**What to do**
Write out each record below exactly as it appears, with no pictures.

**Records for this exercise**
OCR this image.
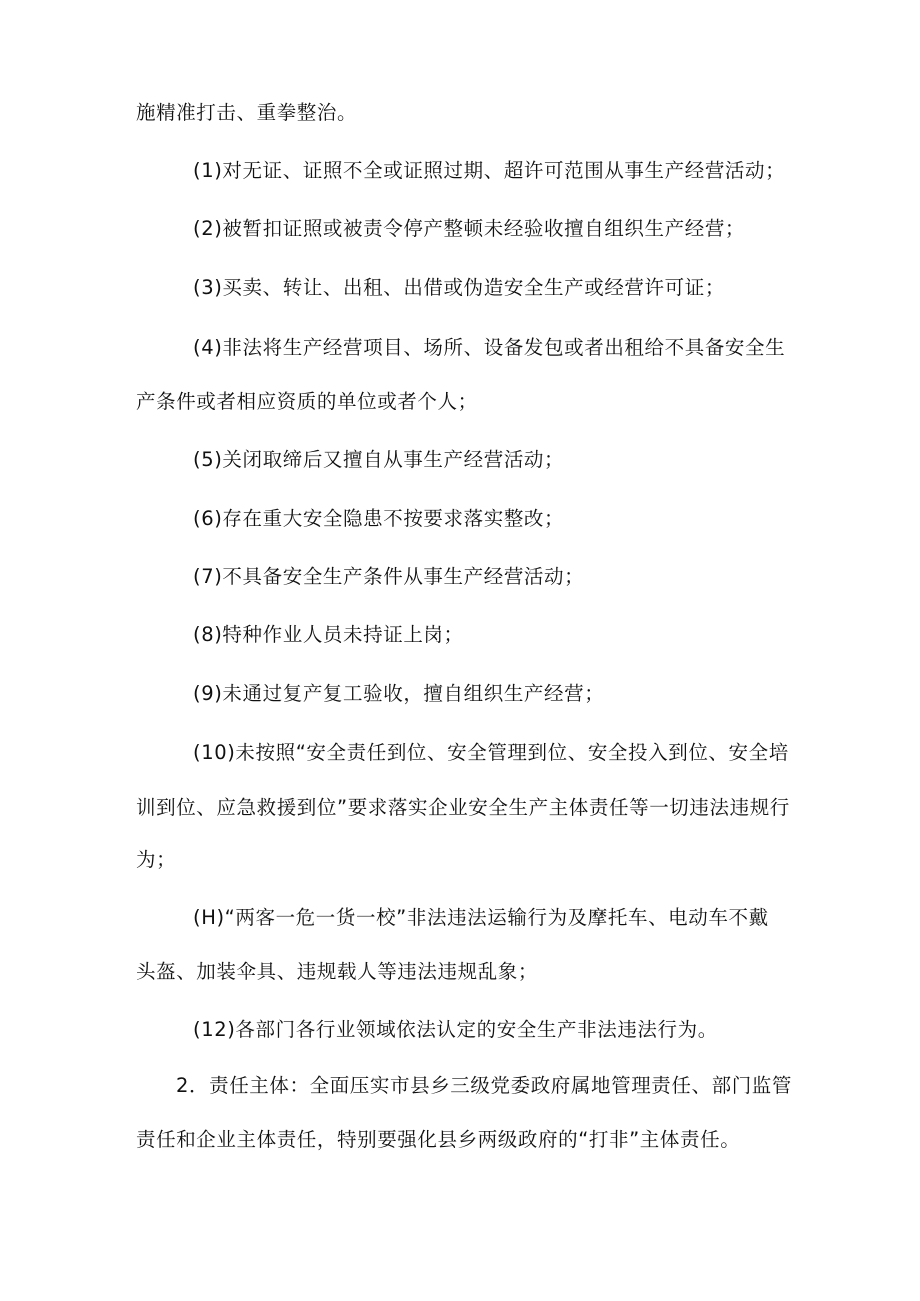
施精准打击、重拳整治。
(1)对无证、证照不全或证照过期、超许可范围从事生产经营活动；
(2)被暂扣证照或被责令停产整顿未经验收擅自组织生产经营；
(3)买卖、转让、出租、出借或伪造安全生产或经营许可证；
(4)非法将生产经营项目、场所、设备发包或者出租给不具备安全生
产条件或者相应资质的单位或者个人；
(5)关闭取缔后又擅自从事生产经营活动；
(6)存在重大安全隐患不按要求落实整改；
(7)不具备安全生产条件从事生产经营活动；
(8)特种作业人员未持证上岗；
(9)未通过复产复工验收，擅自组织生产经营；
(10)未按照“安全责任到位、安全管理到位、安全投入到位、安全培
训到位、应急救援到位”要求落实企业安全生产主体责任等一切违法违规行
为；
(H)“两客一危一货一校”非法违法运输行为及摩托车、电动车不戴
头盔、加装伞具、违规载人等违法违规乱象；
(12)各部门各行业领域依法认定的安全生产非法违法行为。
2．责任主体：全面压实市县乡三级党委政府属地管理责任、部门监管
责任和企业主体责任，特别要强化县乡两级政府的“打非”主体责任。
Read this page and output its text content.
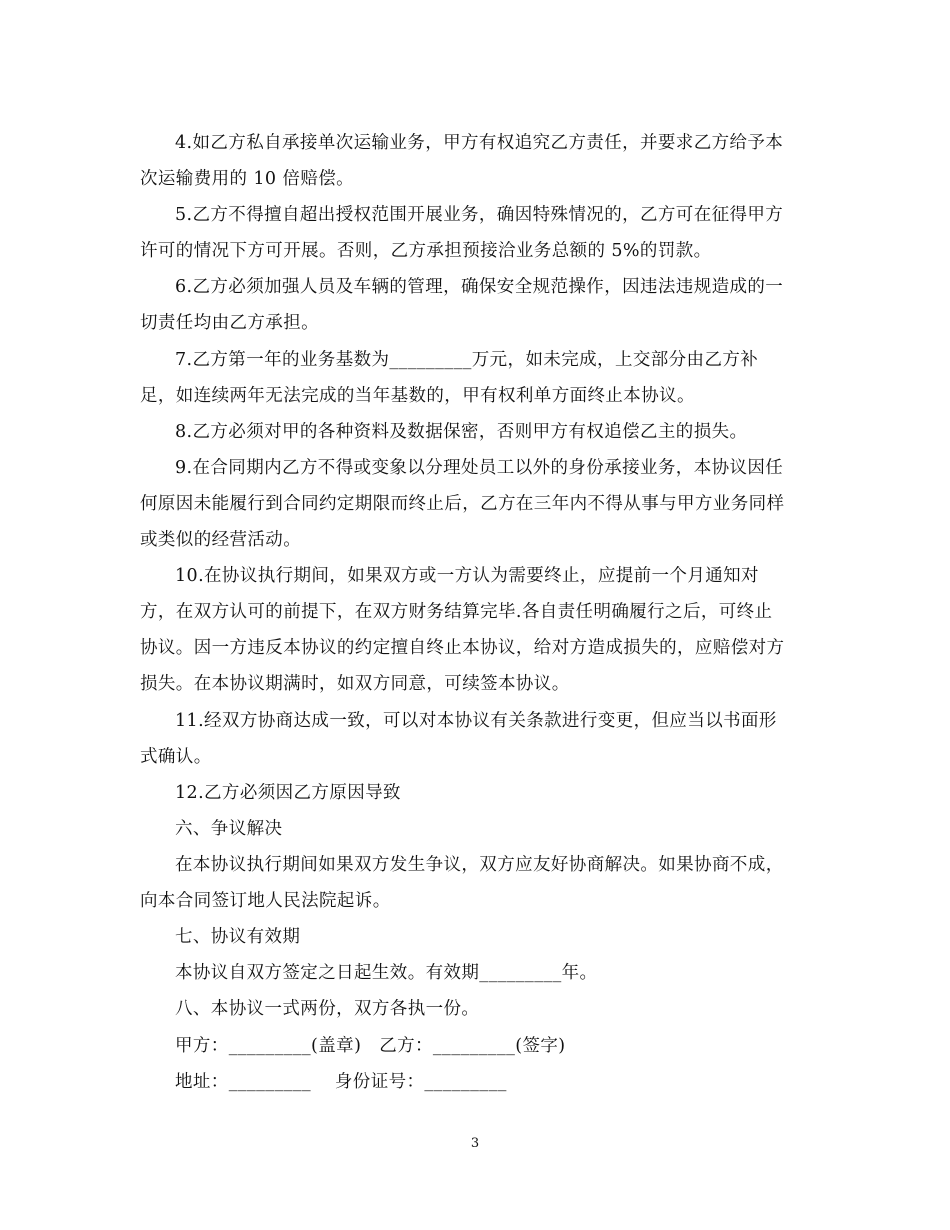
4.如乙方私自承接单次运输业务，甲方有权追究乙方责任，并要求乙方给予本
次运输费用的 10 倍赔偿。
5.乙方不得擅自超出授权范围开展业务，确因特殊情况的，乙方可在征得甲方
许可的情况下方可开展。否则，乙方承担预接洽业务总额的 5%的罚款。
6.乙方必须加强人员及车辆的管理，确保安全规范操作，因违法违规造成的一
切责任均由乙方承担。
7.乙方第一年的业务基数为_________万元，如未完成，上交部分由乙方补
足，如连续两年无法完成的当年基数的，甲有权利单方面终止本协议。
8.乙方必须对甲的各种资料及数据保密，否则甲方有权追偿乙主的损失。
9.在合同期内乙方不得或变象以分理处员工以外的身份承接业务，本协议因任
何原因未能履行到合同约定期限而终止后，乙方在三年内不得从事与甲方业务同样
或类似的经营活动。
10.在协议执行期间，如果双方或一方认为需要终止，应提前一个月通知对
方，在双方认可的前提下，在双方财务结算完毕.各自责任明确履行之后，可终止
协议。因一方违反本协议的约定擅自终止本协议，给对方造成损失的，应赔偿对方
损失。在本协议期满时，如双方同意，可续签本协议。
11.经双方协商达成一致，可以对本协议有关条款进行变更，但应当以书面形
式确认。
12.乙方必须因乙方原因导致
六、争议解决
在本协议执行期间如果双方发生争议，双方应友好协商解决。如果协商不成，
向本合同签订地人民法院起诉。
七、协议有效期
本协议自双方签定之日起生效。有效期_________年。
八、本协议一式两份，双方各执一份。
甲方：_________(盖章)　乙方：_________(签字)
地址：_________　 身份证号：_________
3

**Correct output**
OCR this image.
施精准打击、重拳整治。
(1)对无证、证照不全或证照过期、超许可范围从事生产经营活动；
(2)被暂扣证照或被责令停产整顿未经验收擅自组织生产经营；
(3)买卖、转让、出租、出借或伪造安全生产或经营许可证；
(4)非法将生产经营项目、场所、设备发包或者出租给不具备安全生
产条件或者相应资质的单位或者个人；
(5)关闭取缔后又擅自从事生产经营活动；
(6)存在重大安全隐患不按要求落实整改；
(7)不具备安全生产条件从事生产经营活动；
(8)特种作业人员未持证上岗；
(9)未通过复产复工验收，擅自组织生产经营；
(10)未按照“安全责任到位、安全管理到位、安全投入到位、安全培
训到位、应急救援到位”要求落实企业安全生产主体责任等一切违法违规行
为；
(H)“两客一危一货一校”非法违法运输行为及摩托车、电动车不戴
头盔、加装伞具、违规载人等违法违规乱象；
(12)各部门各行业领域依法认定的安全生产非法违法行为。
2．责任主体：全面压实市县乡三级党委政府属地管理责任、部门监管
责任和企业主体责任，特别要强化县乡两级政府的“打非”主体责任。
Read this page and output its text content.
4.如乙方私自承接单次运输业务，甲方有权追究乙方责任，并要求乙方给予本
次运输费用的 10 倍赔偿。
5.乙方不得擅自超出授权范围开展业务，确因特殊情况的，乙方可在征得甲方
许可的情况下方可开展。否则，乙方承担预接洽业务总额的 5%的罚款。
6.乙方必须加强人员及车辆的管理，确保安全规范操作，因违法违规造成的一
切责任均由乙方承担。
7.乙方第一年的业务基数为_________万元，如未完成，上交部分由乙方补
足，如连续两年无法完成的当年基数的，甲有权利单方面终止本协议。
8.乙方必须对甲的各种资料及数据保密，否则甲方有权追偿乙主的损失。
9.在合同期内乙方不得或变象以分理处员工以外的身份承接业务，本协议因任
何原因未能履行到合同约定期限而终止后，乙方在三年内不得从事与甲方业务同样
或类似的经营活动。
10.在协议执行期间，如果双方或一方认为需要终止，应提前一个月通知对
方，在双方认可的前提下，在双方财务结算完毕.各自责任明确履行之后，可终止
协议。因一方违反本协议的约定擅自终止本协议，给对方造成损失的，应赔偿对方
损失。在本协议期满时，如双方同意，可续签本协议。
11.经双方协商达成一致，可以对本协议有关条款进行变更，但应当以书面形
式确认。
12.乙方必须因乙方原因导致
六、争议解决
在本协议执行期间如果双方发生争议，双方应友好协商解决。如果协商不成，
向本合同签订地人民法院起诉。
七、协议有效期
本协议自双方签定之日起生效。有效期_________年。
八、本协议一式两份，双方各执一份。
甲方：_________(盖章)　乙方：_________(签字)
地址：_________　 身份证号：_________
3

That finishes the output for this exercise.